Task description: Restate each of the lines given below, word for word.

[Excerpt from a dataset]
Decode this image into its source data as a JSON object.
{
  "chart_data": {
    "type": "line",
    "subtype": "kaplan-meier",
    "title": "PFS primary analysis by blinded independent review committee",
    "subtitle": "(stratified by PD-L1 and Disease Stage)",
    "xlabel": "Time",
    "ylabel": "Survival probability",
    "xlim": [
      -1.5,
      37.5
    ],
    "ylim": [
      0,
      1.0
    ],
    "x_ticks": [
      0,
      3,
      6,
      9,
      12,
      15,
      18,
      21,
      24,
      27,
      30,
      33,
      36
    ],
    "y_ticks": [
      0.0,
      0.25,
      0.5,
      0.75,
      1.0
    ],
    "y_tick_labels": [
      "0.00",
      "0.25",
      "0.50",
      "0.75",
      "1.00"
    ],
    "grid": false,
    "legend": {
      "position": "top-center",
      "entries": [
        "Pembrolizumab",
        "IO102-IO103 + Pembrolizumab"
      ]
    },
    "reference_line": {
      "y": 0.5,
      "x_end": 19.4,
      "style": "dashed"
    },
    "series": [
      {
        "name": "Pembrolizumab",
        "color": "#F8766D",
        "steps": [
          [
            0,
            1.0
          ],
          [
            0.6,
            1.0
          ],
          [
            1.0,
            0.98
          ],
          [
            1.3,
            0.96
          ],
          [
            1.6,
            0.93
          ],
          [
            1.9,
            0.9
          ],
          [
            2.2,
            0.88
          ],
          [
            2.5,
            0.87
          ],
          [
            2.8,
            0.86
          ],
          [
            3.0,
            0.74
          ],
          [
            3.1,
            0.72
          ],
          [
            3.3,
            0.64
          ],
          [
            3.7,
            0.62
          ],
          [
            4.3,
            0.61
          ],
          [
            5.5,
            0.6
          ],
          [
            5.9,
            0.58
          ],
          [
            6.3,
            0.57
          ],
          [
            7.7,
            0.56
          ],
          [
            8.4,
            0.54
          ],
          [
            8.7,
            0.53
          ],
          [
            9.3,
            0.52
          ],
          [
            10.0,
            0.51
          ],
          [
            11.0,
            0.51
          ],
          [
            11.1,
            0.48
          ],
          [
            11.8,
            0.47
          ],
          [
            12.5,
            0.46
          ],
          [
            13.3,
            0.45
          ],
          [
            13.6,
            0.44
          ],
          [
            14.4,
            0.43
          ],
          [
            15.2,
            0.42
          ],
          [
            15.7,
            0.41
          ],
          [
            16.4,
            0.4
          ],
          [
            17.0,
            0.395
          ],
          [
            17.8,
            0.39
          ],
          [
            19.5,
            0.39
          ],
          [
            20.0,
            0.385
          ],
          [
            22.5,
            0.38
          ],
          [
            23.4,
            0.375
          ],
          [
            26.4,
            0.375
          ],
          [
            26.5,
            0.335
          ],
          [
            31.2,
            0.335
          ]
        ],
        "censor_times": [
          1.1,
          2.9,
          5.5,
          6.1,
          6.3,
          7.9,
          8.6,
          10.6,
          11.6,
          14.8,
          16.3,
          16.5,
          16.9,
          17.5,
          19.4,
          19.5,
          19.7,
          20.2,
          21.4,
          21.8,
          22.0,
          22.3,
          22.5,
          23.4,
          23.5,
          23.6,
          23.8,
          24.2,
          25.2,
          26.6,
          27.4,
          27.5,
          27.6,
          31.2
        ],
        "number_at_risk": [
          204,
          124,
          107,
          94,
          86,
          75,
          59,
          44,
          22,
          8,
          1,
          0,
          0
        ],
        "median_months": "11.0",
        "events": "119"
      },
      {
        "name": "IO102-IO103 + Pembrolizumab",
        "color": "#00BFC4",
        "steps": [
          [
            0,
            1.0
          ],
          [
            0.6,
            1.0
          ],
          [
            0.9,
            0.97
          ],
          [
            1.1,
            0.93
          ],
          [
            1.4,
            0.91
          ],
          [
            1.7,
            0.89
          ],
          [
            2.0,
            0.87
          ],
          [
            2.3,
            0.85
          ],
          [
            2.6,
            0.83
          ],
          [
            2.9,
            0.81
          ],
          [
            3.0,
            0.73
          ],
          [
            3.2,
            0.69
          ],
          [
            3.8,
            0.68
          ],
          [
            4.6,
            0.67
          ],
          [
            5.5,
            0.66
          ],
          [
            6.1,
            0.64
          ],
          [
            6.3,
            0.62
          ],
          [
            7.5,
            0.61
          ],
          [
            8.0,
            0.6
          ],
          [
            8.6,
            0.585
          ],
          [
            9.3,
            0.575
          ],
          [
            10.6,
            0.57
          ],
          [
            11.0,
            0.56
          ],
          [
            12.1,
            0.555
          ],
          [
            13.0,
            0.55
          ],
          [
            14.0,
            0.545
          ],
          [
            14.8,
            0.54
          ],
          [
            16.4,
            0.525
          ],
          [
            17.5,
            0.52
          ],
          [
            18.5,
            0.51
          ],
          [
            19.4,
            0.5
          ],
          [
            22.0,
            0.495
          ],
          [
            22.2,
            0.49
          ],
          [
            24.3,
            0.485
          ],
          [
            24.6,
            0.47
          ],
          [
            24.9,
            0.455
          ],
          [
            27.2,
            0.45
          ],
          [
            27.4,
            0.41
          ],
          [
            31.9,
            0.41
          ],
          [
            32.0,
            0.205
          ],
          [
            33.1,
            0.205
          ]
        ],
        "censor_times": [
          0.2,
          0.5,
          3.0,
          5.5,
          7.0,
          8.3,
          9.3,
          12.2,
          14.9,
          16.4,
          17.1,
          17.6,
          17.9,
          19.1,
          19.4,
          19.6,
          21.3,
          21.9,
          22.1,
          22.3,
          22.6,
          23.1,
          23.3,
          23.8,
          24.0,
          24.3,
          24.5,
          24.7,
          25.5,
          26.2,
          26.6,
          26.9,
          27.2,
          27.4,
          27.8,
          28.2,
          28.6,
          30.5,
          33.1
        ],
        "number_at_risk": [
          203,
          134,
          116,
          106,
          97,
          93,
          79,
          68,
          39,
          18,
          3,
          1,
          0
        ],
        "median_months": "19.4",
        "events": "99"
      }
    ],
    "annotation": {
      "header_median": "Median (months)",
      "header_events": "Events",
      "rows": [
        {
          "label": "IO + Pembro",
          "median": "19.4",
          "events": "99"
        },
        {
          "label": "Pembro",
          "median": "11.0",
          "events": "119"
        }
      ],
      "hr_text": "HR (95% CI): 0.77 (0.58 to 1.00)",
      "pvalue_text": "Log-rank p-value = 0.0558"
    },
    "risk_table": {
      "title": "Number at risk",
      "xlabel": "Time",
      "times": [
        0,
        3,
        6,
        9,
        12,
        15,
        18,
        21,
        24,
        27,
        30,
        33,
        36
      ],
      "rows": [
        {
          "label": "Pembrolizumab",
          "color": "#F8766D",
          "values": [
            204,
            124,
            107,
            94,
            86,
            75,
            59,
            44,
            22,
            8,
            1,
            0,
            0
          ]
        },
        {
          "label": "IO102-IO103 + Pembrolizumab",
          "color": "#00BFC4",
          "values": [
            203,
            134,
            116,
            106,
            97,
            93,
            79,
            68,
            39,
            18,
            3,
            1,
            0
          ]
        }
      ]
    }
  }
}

Output:
Decode this image into its source data as a JSON object.
{
  "chart_data": {
    "type": "line",
    "subtype": "kaplan-meier",
    "title": "PFS primary analysis by blinded independent review committee",
    "subtitle": "(stratified by PD-L1 and Disease Stage)",
    "xlabel": "Time",
    "ylabel": "Survival probability",
    "xlim": [
      -1.5,
      37.5
    ],
    "ylim": [
      0,
      1.0
    ],
    "x_ticks": [
      0,
      3,
      6,
      9,
      12,
      15,
      18,
      21,
      24,
      27,
      30,
      33,
      36
    ],
    "y_ticks": [
      0.0,
      0.25,
      0.5,
      0.75,
      1.0
    ],
    "y_tick_labels": [
      "0.00",
      "0.25",
      "0.50",
      "0.75",
      "1.00"
    ],
    "grid": false,
    "legend": {
      "position": "top-center",
      "entries": [
        "Pembrolizumab",
        "IO102-IO103 + Pembrolizumab"
      ]
    },
    "reference_line": {
      "y": 0.5,
      "x_end": 19.4,
      "style": "dashed"
    },
    "series": [
      {
        "name": "Pembrolizumab",
        "color": "#F8766D",
        "steps": [
          [
            0,
            1.0
          ],
          [
            0.6,
            1.0
          ],
          [
            1.0,
            0.98
          ],
          [
            1.3,
            0.96
          ],
          [
            1.6,
            0.93
          ],
          [
            1.9,
            0.9
          ],
          [
            2.2,
            0.88
          ],
          [
            2.5,
            0.87
          ],
          [
            2.8,
            0.86
          ],
          [
            3.0,
            0.74
          ],
          [
            3.1,
            0.72
          ],
          [
            3.3,
            0.64
          ],
          [
            3.7,
            0.62
          ],
          [
            4.3,
            0.61
          ],
          [
            5.5,
            0.6
          ],
          [
            5.9,
            0.58
          ],
          [
            6.3,
            0.57
          ],
          [
            7.7,
            0.56
          ],
          [
            8.4,
            0.54
          ],
          [
            8.7,
            0.53
          ],
          [
            9.3,
            0.52
          ],
          [
            10.0,
            0.51
          ],
          [
            11.0,
            0.51
          ],
          [
            11.1,
            0.48
          ],
          [
            11.8,
            0.47
          ],
          [
            12.5,
            0.46
          ],
          [
            13.3,
            0.45
          ],
          [
            13.6,
            0.44
          ],
          [
            14.4,
            0.43
          ],
          [
            15.2,
            0.42
          ],
          [
            15.7,
            0.41
          ],
          [
            16.4,
            0.4
          ],
          [
            17.0,
            0.395
          ],
          [
            17.8,
            0.39
          ],
          [
            19.5,
            0.39
          ],
          [
            20.0,
            0.385
          ],
          [
            22.5,
            0.38
          ],
          [
            23.4,
            0.375
          ],
          [
            26.4,
            0.375
          ],
          [
            26.5,
            0.335
          ],
          [
            31.2,
            0.335
          ]
        ],
        "censor_times": [
          1.1,
          2.9,
          5.5,
          6.1,
          6.3,
          7.9,
          8.6,
          10.6,
          11.6,
          14.8,
          16.3,
          16.5,
          16.9,
          17.5,
          19.4,
          19.5,
          19.7,
          20.2,
          21.4,
          21.8,
          22.0,
          22.3,
          22.5,
          23.4,
          23.5,
          23.6,
          23.8,
          24.2,
          25.2,
          26.6,
          27.4,
          27.5,
          27.6,
          31.2
        ],
        "number_at_risk": [
          204,
          124,
          107,
          94,
          86,
          75,
          59,
          44,
          22,
          8,
          1,
          0,
          0
        ],
        "median_months": "11.0",
        "events": "119"
      },
      {
        "name": "IO102-IO103 + Pembrolizumab",
        "color": "#00BFC4",
        "steps": [
          [
            0,
            1.0
          ],
          [
            0.6,
            1.0
          ],
          [
            0.9,
            0.97
          ],
          [
            1.1,
            0.93
          ],
          [
            1.4,
            0.91
          ],
          [
            1.7,
            0.89
          ],
          [
            2.0,
            0.87
          ],
          [
            2.3,
            0.85
          ],
          [
            2.6,
            0.83
          ],
          [
            2.9,
            0.81
          ],
          [
            3.0,
            0.73
          ],
          [
            3.2,
            0.69
          ],
          [
            3.8,
            0.68
          ],
          [
            4.6,
            0.67
          ],
          [
            5.5,
            0.66
          ],
          [
            6.1,
            0.64
          ],
          [
            6.3,
            0.62
          ],
          [
            7.5,
            0.61
          ],
          [
            8.0,
            0.6
          ],
          [
            8.6,
            0.585
          ],
          [
            9.3,
            0.575
          ],
          [
            10.6,
            0.57
          ],
          [
            11.0,
            0.56
          ],
          [
            12.1,
            0.555
          ],
          [
            13.0,
            0.55
          ],
          [
            14.0,
            0.545
          ],
          [
            14.8,
            0.54
          ],
          [
            16.4,
            0.525
          ],
          [
            17.5,
            0.52
          ],
          [
            18.5,
            0.51
          ],
          [
            19.4,
            0.5
          ],
          [
            22.0,
            0.495
          ],
          [
            22.2,
            0.49
          ],
          [
            24.3,
            0.485
          ],
          [
            24.6,
            0.47
          ],
          [
            24.9,
            0.455
          ],
          [
            27.2,
            0.45
          ],
          [
            27.4,
            0.41
          ],
          [
            31.9,
            0.41
          ],
          [
            32.0,
            0.205
          ],
          [
            33.1,
            0.205
          ]
        ],
        "censor_times": [
          0.2,
          0.5,
          3.0,
          5.5,
          7.0,
          8.3,
          9.3,
          12.2,
          14.9,
          16.4,
          17.1,
          17.6,
          17.9,
          19.1,
          19.4,
          19.6,
          21.3,
          21.9,
          22.1,
          22.3,
          22.6,
          23.1,
          23.3,
          23.8,
          24.0,
          24.3,
          24.5,
          24.7,
          25.5,
          26.2,
          26.6,
          26.9,
          27.2,
          27.4,
          27.8,
          28.2,
          28.6,
          30.5,
          33.1
        ],
        "number_at_risk": [
          203,
          134,
          116,
          106,
          97,
          93,
          79,
          68,
          39,
          18,
          3,
          1,
          0
        ],
        "median_months": "19.4",
        "events": "99"
      }
    ],
    "annotation": {
      "header_median": "Median (months)",
      "header_events": "Events",
      "rows": [
        {
          "label": "IO + Pembro",
          "median": "19.4",
          "events": "99"
        },
        {
          "label": "Pembro",
          "median": "11.0",
          "events": "119"
        }
      ],
      "hr_text": "HR (95% CI): 0.77 (0.58 to 1.00)",
      "pvalue_text": "Log-rank p-value = 0.0558"
    },
    "risk_table": {
      "title": "Number at risk",
      "xlabel": "Time",
      "times": [
        0,
        3,
        6,
        9,
        12,
        15,
        18,
        21,
        24,
        27,
        30,
        33,
        36
      ],
      "rows": [
        {
          "label": "Pembrolizumab",
          "color": "#F8766D",
          "values": [
            204,
            124,
            107,
            94,
            86,
            75,
            59,
            44,
            22,
            8,
            1,
            0,
            0
          ]
        },
        {
          "label": "IO102-IO103 + Pembrolizumab",
          "color": "#00BFC4",
          "values": [
            203,
            134,
            116,
            106,
            97,
            93,
            79,
            68,
            39,
            18,
            3,
            1,
            0
          ]
        }
      ]
    }
  }
}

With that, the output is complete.